>> START Provided records

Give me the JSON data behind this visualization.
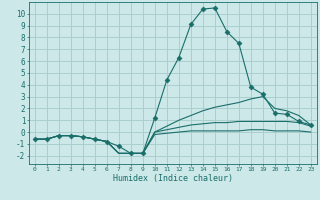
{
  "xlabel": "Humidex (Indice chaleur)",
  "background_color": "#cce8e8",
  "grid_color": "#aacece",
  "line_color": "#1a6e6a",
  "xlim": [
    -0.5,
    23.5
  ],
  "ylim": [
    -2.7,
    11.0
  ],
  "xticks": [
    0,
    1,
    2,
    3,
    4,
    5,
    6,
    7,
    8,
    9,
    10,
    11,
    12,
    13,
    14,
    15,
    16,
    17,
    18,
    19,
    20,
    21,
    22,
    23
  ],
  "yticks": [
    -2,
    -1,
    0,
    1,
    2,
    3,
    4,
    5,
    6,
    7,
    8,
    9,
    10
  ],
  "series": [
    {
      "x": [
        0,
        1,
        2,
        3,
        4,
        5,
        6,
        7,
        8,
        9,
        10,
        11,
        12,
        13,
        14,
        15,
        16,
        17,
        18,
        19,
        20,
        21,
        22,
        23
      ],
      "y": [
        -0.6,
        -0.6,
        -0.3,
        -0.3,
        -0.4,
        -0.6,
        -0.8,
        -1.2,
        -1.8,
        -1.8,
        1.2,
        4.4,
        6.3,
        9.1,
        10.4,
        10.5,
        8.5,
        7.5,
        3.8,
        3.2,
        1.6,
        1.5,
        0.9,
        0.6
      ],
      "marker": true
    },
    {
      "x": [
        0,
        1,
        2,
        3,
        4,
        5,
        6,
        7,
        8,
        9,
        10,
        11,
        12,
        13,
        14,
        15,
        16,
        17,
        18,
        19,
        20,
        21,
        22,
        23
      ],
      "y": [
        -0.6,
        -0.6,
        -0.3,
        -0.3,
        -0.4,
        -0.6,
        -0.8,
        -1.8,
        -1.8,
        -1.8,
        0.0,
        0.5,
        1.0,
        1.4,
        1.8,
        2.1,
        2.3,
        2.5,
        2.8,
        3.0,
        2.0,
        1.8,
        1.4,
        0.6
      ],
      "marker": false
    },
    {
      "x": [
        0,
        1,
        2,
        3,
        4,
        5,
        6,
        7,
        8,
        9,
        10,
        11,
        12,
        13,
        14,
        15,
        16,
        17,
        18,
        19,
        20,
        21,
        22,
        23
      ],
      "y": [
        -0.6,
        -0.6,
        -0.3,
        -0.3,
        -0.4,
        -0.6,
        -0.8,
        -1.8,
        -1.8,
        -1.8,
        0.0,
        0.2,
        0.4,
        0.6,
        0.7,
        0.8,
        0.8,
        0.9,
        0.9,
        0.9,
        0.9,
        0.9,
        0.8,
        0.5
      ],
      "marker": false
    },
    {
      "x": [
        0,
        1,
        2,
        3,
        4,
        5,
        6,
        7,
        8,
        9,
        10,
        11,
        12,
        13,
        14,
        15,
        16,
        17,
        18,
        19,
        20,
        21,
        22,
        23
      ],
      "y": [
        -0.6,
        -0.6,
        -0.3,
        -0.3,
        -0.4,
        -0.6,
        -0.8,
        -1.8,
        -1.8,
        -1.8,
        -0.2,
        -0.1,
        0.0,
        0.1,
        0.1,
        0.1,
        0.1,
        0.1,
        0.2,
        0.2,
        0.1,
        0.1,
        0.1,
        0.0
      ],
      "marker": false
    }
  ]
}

>> END Provided records
>> START Provided records

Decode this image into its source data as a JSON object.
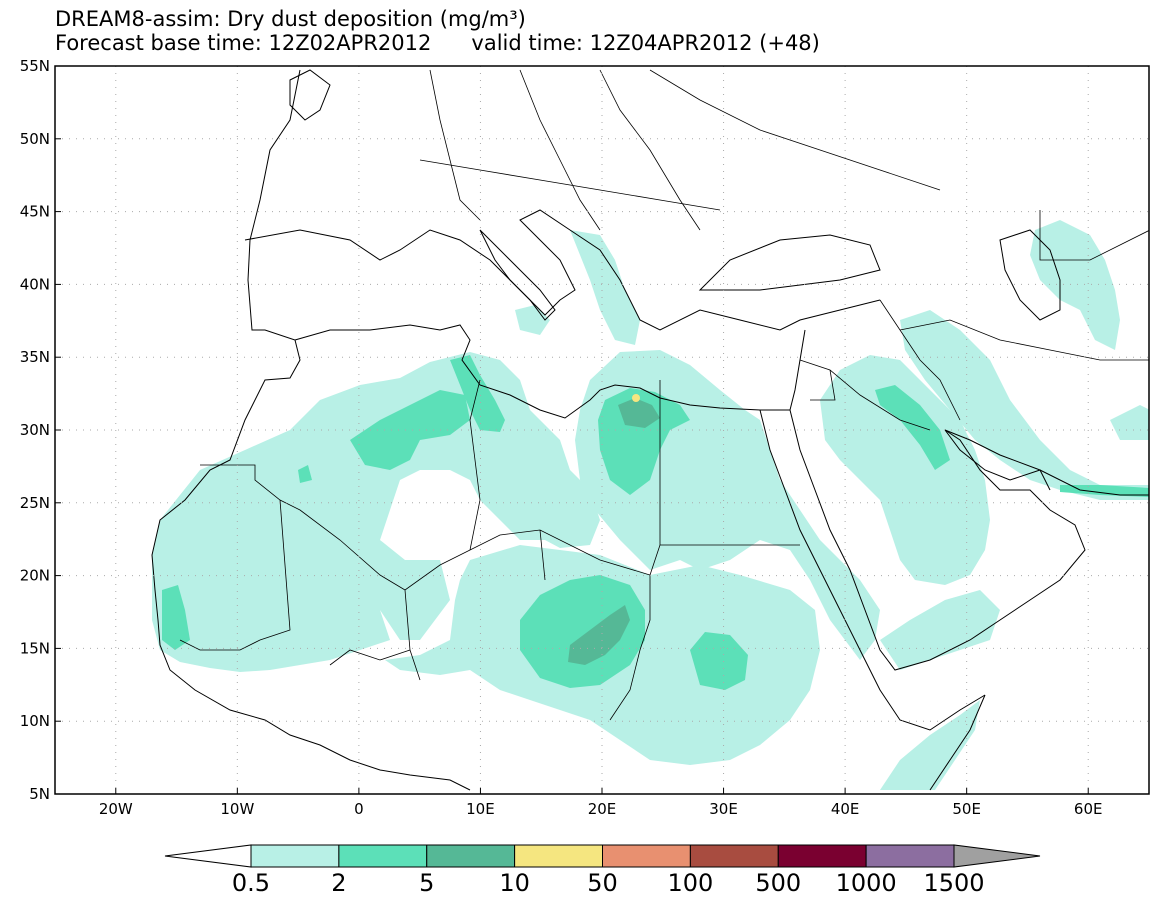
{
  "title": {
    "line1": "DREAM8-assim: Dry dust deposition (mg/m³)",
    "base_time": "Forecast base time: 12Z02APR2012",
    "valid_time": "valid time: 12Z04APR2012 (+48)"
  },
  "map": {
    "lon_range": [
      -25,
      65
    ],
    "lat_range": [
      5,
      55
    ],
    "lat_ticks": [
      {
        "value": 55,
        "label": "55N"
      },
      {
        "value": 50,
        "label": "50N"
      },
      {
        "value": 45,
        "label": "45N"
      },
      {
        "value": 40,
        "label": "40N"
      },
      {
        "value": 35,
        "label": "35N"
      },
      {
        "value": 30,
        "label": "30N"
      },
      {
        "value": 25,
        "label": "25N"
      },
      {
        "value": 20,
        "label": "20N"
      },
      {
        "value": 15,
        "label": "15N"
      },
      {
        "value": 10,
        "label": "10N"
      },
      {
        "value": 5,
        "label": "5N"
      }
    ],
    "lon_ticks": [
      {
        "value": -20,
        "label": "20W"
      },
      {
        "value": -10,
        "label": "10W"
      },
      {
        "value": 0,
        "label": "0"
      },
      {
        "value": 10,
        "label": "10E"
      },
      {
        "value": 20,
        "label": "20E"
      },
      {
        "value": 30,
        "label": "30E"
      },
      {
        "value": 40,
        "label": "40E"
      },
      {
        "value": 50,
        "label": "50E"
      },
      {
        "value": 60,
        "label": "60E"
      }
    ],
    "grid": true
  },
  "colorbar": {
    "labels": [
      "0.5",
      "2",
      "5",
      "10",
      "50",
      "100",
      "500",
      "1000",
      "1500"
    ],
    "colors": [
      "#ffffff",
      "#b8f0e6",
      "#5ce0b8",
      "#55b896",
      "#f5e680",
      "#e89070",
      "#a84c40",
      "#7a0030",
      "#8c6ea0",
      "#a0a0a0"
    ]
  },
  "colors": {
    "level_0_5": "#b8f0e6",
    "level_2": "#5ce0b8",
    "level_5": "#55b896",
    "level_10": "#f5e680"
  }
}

>> END Provided records
>> START Provided records

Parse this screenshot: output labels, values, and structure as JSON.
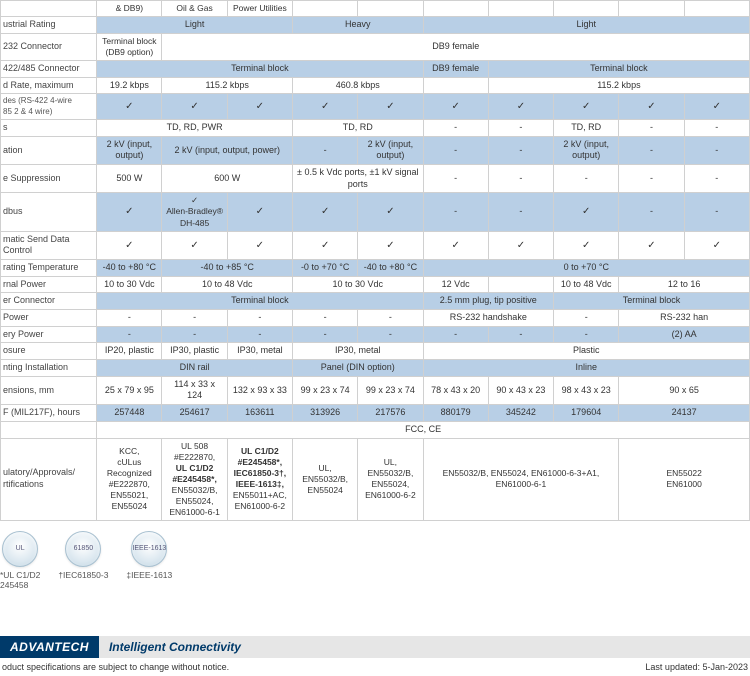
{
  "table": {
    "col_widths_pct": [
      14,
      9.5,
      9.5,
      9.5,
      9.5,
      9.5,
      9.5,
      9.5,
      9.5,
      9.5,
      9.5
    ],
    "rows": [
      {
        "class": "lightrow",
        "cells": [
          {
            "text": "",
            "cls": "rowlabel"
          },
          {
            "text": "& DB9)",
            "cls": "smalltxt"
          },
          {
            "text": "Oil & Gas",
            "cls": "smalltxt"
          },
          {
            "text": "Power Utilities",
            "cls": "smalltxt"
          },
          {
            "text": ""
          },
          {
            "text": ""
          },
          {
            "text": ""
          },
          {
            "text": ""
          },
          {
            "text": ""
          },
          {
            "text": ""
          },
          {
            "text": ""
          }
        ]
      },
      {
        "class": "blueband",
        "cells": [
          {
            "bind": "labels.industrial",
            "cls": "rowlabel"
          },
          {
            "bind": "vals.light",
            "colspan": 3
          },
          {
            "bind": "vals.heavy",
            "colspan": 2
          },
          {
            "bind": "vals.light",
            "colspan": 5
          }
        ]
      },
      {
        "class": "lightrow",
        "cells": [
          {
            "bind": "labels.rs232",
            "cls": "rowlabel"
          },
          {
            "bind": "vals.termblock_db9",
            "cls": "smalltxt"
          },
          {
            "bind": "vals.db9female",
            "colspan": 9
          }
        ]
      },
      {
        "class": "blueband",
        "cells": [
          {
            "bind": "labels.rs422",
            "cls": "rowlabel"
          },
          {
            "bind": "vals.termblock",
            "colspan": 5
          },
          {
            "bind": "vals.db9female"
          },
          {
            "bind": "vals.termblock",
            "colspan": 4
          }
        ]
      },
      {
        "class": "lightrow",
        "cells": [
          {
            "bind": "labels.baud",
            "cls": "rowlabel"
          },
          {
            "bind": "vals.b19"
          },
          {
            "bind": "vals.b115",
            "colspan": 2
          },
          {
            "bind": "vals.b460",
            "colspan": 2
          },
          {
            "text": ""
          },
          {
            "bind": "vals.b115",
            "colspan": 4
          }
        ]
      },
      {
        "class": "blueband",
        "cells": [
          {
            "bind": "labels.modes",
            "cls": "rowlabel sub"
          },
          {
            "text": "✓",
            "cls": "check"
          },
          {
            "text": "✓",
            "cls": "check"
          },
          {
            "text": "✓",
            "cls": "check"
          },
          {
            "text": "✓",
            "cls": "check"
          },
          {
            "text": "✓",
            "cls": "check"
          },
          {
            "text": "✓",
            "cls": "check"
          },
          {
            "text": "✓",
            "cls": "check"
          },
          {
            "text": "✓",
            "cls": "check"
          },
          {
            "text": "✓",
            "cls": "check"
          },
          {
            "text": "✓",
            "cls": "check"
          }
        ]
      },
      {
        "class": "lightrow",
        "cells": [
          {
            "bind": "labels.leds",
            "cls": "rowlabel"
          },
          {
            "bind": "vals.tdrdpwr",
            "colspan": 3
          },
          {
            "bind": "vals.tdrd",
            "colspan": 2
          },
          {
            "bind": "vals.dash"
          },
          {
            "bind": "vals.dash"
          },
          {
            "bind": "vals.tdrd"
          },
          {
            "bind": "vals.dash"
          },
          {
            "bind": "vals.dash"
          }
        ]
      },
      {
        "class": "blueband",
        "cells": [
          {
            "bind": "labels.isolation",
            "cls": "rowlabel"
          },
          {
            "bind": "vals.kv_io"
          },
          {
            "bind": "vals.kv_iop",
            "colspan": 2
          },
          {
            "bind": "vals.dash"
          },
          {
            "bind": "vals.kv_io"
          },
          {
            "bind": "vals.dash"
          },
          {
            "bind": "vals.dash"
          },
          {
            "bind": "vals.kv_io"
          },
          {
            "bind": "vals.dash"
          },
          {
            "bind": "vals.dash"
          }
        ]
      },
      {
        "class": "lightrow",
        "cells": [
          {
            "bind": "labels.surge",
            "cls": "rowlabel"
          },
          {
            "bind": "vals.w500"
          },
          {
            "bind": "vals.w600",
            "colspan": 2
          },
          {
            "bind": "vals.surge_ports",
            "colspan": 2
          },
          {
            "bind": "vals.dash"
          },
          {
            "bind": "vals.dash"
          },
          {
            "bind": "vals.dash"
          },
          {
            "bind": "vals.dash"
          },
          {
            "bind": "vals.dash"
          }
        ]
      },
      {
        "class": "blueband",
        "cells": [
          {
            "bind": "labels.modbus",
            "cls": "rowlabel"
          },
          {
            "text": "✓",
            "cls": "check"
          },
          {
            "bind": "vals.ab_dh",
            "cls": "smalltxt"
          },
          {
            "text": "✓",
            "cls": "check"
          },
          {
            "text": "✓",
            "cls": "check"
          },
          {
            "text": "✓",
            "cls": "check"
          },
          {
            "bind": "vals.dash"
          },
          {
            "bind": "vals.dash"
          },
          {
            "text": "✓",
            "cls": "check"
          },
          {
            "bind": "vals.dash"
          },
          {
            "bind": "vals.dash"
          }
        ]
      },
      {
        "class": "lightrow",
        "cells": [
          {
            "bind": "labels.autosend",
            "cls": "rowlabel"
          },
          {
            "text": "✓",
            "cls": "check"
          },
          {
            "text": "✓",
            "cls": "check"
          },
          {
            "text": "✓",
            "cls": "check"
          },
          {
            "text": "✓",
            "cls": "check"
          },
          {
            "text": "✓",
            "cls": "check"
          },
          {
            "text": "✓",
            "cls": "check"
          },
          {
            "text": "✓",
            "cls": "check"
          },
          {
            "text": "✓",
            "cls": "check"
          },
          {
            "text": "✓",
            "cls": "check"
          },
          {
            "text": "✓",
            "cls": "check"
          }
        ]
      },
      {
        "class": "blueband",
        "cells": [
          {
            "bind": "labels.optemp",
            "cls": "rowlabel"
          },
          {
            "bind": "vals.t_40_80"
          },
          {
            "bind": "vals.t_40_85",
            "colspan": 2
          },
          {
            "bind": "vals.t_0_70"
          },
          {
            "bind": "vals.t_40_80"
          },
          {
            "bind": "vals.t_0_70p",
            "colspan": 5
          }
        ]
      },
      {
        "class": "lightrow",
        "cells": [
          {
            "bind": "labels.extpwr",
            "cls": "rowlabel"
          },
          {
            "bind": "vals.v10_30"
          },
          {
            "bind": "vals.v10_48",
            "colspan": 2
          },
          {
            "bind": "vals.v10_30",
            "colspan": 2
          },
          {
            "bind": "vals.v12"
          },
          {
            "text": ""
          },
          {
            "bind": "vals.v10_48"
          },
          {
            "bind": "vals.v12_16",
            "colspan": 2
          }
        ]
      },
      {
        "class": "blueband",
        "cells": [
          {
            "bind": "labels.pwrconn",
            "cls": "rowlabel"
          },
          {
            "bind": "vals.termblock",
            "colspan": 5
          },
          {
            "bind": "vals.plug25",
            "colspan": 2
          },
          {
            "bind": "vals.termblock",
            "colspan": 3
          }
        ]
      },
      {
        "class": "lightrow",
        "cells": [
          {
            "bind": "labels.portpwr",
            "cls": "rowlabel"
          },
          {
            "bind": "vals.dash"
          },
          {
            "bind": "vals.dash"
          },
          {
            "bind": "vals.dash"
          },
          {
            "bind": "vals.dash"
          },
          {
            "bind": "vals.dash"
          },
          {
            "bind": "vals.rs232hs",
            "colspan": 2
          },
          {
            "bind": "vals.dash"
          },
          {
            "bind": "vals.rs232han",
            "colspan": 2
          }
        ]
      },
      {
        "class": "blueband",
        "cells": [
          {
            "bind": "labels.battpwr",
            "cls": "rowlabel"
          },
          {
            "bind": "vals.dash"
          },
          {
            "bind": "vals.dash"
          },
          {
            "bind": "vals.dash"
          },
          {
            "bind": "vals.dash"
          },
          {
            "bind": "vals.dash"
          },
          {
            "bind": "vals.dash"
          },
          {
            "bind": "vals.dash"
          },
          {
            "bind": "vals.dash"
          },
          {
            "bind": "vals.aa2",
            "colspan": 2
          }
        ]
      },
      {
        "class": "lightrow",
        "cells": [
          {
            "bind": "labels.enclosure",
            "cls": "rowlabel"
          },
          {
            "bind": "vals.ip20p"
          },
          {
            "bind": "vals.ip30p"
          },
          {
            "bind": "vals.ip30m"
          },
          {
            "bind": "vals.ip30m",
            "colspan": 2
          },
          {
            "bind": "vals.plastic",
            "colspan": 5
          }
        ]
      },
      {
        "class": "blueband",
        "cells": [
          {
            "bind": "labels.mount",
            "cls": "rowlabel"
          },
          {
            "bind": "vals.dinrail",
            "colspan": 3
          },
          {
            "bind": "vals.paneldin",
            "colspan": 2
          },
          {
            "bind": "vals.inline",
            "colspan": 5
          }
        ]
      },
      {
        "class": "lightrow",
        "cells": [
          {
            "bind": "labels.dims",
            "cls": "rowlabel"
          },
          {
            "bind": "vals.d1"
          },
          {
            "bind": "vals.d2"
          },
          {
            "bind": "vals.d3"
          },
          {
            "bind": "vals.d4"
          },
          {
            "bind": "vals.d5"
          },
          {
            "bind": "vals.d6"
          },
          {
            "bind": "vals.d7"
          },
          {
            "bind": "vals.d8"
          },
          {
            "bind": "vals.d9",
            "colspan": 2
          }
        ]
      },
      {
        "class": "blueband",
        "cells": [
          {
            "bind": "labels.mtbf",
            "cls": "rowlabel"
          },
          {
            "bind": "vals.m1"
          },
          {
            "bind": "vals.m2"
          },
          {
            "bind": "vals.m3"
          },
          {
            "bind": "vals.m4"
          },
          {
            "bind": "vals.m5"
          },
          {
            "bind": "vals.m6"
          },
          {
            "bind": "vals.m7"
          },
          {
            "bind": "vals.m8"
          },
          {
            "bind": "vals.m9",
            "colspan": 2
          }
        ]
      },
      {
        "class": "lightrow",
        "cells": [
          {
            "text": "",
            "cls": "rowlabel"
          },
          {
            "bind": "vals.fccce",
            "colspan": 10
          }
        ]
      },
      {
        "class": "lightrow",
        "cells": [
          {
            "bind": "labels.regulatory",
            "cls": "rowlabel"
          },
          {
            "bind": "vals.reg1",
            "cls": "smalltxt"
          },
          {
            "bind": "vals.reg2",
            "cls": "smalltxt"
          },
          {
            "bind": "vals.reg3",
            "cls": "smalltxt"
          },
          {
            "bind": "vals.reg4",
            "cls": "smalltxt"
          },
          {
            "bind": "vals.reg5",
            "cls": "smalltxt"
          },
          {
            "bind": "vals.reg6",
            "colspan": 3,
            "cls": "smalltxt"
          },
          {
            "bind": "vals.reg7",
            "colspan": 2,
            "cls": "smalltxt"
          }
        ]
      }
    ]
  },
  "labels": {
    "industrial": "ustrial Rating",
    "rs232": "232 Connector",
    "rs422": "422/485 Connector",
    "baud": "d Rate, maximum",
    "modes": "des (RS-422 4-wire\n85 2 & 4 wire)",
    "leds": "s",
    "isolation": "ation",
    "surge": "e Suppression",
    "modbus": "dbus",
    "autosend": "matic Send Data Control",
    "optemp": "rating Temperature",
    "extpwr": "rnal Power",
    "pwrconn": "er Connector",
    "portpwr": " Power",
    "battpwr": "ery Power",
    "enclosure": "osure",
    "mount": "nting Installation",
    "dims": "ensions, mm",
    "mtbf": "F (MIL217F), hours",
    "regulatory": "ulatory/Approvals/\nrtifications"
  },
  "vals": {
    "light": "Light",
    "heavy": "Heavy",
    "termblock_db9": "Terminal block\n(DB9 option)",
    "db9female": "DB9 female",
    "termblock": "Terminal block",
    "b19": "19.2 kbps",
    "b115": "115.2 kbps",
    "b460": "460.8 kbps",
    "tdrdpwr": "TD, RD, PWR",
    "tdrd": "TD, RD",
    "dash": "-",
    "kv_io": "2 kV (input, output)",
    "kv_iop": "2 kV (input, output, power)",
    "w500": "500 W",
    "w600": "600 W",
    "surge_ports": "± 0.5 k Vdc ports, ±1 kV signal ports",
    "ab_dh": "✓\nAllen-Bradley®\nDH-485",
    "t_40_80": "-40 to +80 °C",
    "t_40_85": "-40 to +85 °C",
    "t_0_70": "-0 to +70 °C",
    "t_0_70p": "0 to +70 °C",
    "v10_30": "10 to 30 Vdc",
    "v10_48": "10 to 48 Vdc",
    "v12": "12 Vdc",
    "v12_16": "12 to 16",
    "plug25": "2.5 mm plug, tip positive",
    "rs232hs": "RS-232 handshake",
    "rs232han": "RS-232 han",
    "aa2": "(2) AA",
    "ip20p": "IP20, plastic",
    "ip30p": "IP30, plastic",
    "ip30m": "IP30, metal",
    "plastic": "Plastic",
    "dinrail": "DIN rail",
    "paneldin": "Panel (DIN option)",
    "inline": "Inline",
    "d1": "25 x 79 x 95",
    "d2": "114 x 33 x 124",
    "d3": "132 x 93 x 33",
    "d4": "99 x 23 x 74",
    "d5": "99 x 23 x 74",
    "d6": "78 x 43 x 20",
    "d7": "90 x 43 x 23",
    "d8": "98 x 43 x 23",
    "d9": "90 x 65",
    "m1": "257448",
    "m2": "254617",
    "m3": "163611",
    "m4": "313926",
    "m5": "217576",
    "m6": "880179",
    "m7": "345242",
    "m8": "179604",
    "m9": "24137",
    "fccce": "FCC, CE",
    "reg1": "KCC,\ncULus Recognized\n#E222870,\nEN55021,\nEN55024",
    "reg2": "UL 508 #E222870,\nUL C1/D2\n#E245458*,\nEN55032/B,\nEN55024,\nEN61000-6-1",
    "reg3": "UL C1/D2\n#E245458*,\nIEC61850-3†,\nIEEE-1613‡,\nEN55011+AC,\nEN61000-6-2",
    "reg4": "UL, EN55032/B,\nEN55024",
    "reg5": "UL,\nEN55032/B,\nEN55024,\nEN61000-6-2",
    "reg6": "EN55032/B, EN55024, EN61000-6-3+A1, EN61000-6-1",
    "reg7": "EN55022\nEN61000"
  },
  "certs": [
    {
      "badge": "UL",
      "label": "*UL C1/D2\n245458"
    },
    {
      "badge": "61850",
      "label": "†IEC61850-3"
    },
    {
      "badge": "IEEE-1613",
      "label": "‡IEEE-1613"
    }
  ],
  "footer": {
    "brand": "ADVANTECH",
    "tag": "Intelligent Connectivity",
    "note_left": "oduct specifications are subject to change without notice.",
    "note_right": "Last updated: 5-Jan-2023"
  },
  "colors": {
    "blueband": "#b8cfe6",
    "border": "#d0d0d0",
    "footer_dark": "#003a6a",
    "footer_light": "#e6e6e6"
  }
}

>> END Provided records

Lines that include the word "paneldin" are to be extracted from the data above.

** Response to the task **
            "bind": "vals.paneldin",
    "paneldin": "Panel (DIN option)",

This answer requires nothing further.